Every entry below must appear again, exactly as written.

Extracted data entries
===============

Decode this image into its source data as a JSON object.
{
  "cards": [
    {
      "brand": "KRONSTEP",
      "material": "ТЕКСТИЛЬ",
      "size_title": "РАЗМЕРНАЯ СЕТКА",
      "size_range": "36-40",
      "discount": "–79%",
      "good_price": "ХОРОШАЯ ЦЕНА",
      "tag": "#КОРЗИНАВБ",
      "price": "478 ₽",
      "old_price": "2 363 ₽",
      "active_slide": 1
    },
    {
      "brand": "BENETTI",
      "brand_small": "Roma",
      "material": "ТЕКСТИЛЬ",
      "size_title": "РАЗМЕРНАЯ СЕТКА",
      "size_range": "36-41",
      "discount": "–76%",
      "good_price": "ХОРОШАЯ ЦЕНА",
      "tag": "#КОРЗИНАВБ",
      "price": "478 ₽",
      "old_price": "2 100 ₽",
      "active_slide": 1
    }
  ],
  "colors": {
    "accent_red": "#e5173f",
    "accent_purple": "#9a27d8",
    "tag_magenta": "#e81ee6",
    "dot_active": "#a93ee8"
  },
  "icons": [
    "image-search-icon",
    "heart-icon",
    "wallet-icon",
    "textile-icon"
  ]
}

===============

### Answer to this problem
Decode this image into its source data as a JSON object.
{
  "cards": [
    {
      "brand": "KRONSTEP",
      "material": "ТЕКСТИЛЬ",
      "size_title": "РАЗМЕРНАЯ СЕТКА",
      "size_range": "36-40",
      "discount": "–79%",
      "good_price": "ХОРОШАЯ ЦЕНА",
      "tag": "#КОРЗИНАВБ",
      "price": "478 ₽",
      "old_price": "2 363 ₽",
      "active_slide": 1
    },
    {
      "brand": "BENETTI",
      "brand_small": "Roma",
      "material": "ТЕКСТИЛЬ",
      "size_title": "РАЗМЕРНАЯ СЕТКА",
      "size_range": "36-41",
      "discount": "–76%",
      "good_price": "ХОРОШАЯ ЦЕНА",
      "tag": "#КОРЗИНАВБ",
      "price": "478 ₽",
      "old_price": "2 100 ₽",
      "active_slide": 1
    }
  ],
  "colors": {
    "accent_red": "#e5173f",
    "accent_purple": "#9a27d8",
    "tag_magenta": "#e81ee6",
    "dot_active": "#a93ee8"
  },
  "icons": [
    "image-search-icon",
    "heart-icon",
    "wallet-icon",
    "textile-icon"
  ]
}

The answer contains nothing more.